What needs to be done
Where the word "Kimlik" occurs in a line, return that line.

[Stored items]
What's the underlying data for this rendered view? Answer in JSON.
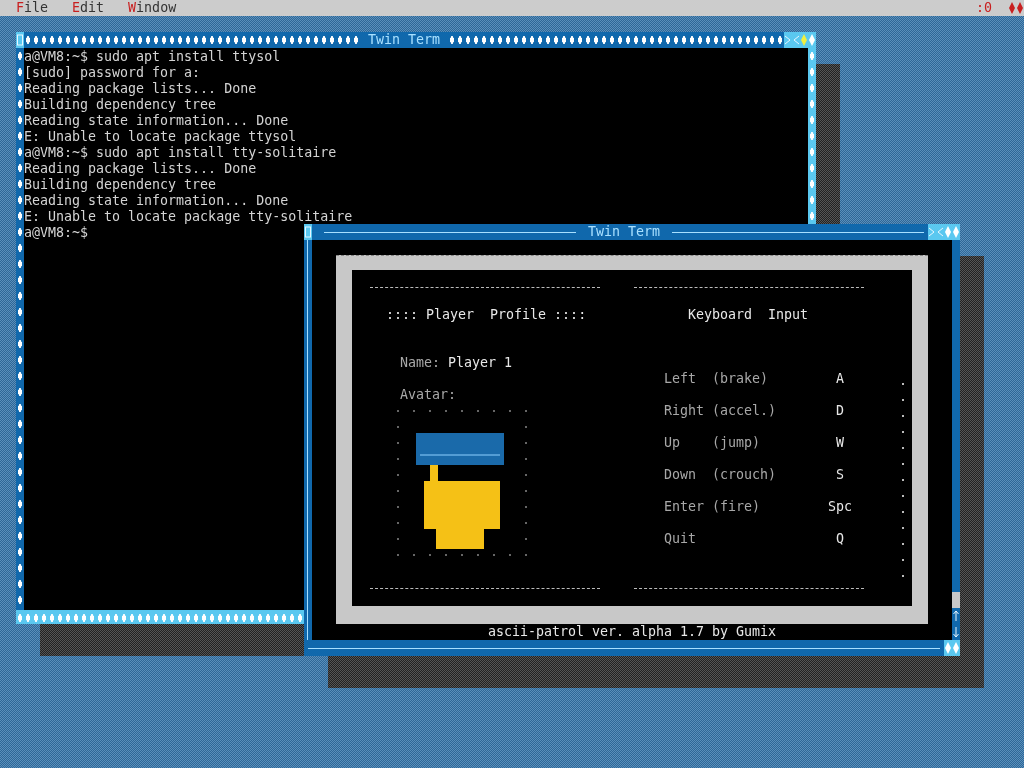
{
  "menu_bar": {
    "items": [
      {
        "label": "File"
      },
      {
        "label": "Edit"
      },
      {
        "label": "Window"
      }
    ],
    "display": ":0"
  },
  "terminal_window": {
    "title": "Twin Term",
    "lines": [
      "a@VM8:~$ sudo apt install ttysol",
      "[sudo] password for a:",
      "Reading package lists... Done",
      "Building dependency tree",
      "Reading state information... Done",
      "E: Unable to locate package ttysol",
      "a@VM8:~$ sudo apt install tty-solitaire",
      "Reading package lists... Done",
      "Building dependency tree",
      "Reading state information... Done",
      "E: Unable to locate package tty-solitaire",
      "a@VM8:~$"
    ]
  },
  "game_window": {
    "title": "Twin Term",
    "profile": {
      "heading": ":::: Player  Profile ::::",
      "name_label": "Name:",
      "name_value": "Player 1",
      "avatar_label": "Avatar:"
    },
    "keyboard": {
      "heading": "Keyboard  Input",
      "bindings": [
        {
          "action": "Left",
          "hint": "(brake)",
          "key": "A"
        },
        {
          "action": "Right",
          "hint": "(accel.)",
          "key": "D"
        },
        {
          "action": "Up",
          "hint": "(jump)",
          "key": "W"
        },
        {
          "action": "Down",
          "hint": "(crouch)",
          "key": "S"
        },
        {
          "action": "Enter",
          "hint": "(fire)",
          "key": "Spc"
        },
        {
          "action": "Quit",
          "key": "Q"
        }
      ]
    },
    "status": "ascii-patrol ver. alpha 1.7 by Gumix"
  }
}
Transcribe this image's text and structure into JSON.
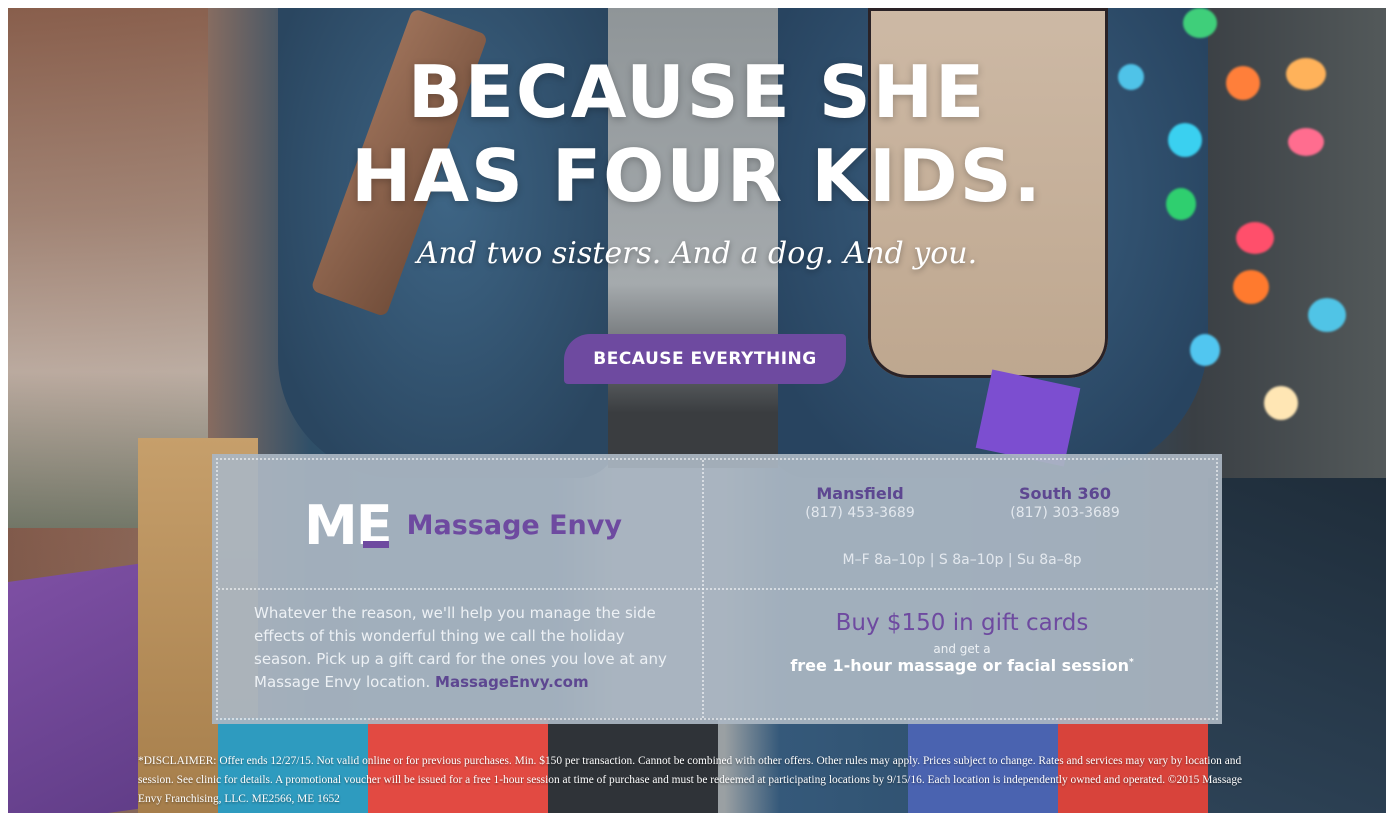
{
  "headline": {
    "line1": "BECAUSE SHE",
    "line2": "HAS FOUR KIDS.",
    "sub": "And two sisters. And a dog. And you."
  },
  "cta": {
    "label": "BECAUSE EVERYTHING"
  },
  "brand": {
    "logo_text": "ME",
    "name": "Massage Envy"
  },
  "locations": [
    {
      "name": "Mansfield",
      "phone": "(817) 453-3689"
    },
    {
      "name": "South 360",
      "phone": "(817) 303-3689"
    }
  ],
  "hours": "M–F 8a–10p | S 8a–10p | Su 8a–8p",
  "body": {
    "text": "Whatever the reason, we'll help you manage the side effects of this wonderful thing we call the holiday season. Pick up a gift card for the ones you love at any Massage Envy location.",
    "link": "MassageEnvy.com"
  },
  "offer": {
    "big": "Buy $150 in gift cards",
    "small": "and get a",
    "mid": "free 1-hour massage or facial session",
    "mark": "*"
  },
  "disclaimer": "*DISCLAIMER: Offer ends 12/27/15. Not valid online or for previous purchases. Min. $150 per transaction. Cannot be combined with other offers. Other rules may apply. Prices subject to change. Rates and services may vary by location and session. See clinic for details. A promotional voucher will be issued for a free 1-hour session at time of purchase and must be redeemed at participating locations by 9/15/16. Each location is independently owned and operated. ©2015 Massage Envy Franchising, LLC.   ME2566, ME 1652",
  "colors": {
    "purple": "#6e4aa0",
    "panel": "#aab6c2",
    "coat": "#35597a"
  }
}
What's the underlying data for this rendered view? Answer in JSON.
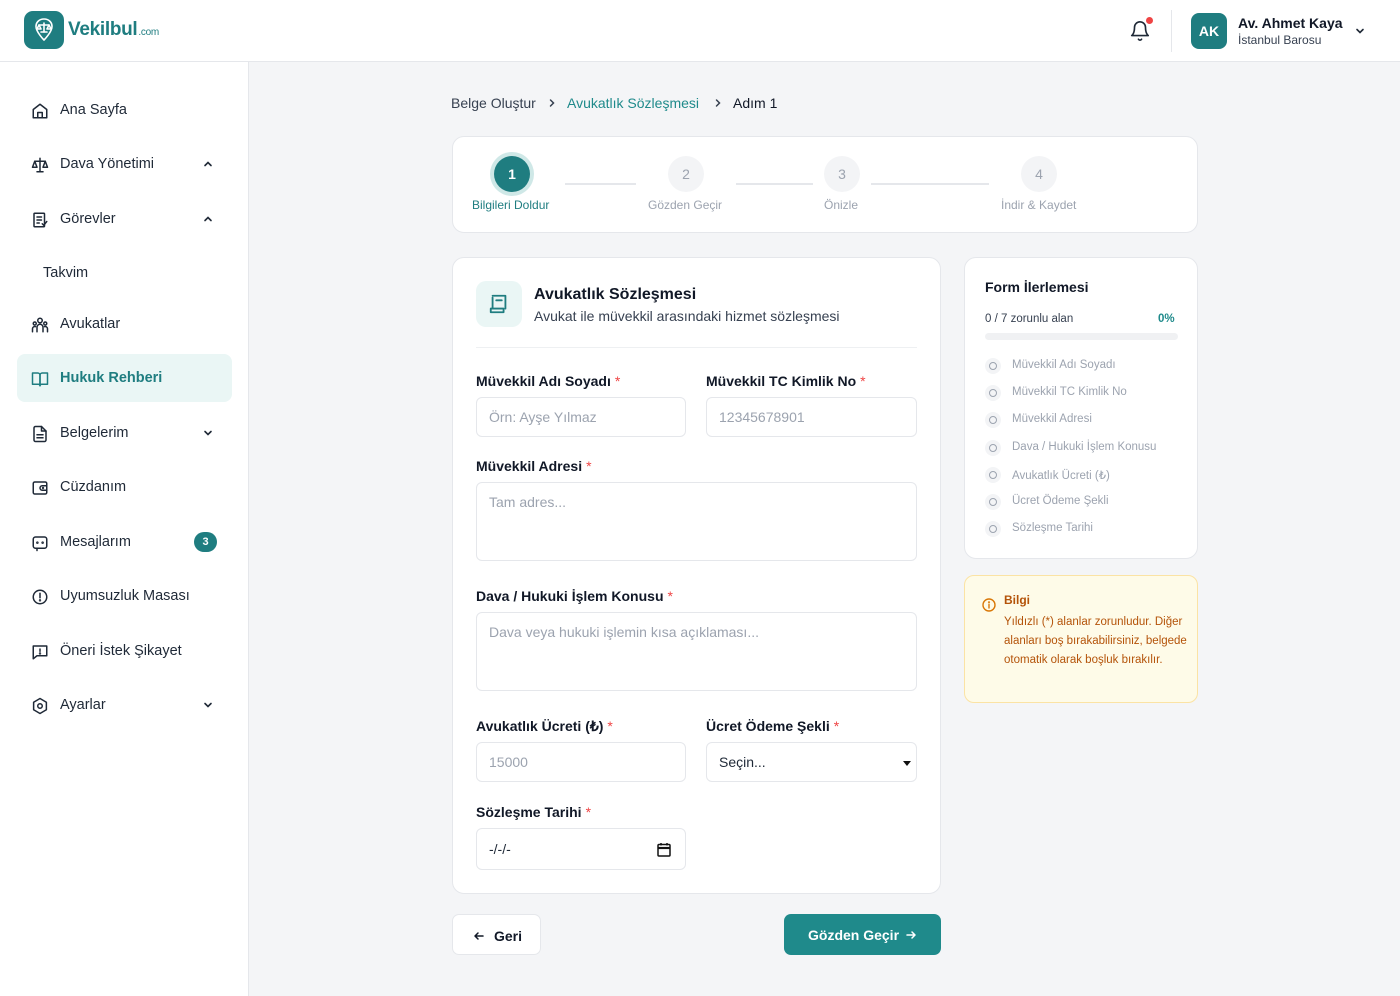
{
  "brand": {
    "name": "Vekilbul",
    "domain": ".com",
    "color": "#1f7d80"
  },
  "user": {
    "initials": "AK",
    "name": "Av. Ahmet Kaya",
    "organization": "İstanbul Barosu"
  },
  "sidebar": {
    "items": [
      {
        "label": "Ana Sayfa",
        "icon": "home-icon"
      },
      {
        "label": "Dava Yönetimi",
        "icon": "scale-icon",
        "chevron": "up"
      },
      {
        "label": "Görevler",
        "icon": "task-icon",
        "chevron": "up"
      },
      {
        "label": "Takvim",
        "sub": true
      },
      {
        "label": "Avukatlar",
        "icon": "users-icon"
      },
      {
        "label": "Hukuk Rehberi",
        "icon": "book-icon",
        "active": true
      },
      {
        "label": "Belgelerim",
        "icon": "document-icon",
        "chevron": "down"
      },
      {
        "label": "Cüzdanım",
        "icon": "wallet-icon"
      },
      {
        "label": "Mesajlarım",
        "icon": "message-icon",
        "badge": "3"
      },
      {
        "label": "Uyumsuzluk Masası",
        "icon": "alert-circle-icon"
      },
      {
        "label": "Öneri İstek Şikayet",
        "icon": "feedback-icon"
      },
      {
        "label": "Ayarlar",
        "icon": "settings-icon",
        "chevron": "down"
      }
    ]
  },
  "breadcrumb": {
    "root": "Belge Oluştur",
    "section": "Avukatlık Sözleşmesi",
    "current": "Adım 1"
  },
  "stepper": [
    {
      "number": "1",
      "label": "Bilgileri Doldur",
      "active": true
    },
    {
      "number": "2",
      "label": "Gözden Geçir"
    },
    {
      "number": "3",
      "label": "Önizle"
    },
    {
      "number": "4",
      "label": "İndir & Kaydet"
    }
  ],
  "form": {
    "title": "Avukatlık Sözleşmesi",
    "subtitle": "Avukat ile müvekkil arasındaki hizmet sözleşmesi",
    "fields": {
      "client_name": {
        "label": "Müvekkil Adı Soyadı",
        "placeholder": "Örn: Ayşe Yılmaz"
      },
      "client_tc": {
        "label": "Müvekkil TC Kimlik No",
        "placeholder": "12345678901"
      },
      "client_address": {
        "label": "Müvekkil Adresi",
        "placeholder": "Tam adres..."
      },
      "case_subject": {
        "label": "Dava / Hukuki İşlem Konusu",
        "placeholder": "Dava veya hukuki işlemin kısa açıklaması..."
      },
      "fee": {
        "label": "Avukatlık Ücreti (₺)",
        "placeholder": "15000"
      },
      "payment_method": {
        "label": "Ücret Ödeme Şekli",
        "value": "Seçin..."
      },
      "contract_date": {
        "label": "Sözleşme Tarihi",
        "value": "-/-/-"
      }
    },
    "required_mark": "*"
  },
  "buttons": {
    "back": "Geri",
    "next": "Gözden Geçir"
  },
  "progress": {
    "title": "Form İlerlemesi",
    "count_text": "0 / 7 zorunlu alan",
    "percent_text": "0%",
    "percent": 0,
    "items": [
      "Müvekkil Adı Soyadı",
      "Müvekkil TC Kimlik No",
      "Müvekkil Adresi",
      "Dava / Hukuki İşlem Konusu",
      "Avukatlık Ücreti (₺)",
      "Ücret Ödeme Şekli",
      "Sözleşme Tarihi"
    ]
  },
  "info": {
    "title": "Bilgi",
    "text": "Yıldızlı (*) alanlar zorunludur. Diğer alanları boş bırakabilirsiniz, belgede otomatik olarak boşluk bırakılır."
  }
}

Completed task
        "label": "Müvekkil TC Kimlik No",
      "Müvekkil TC Kimlik No",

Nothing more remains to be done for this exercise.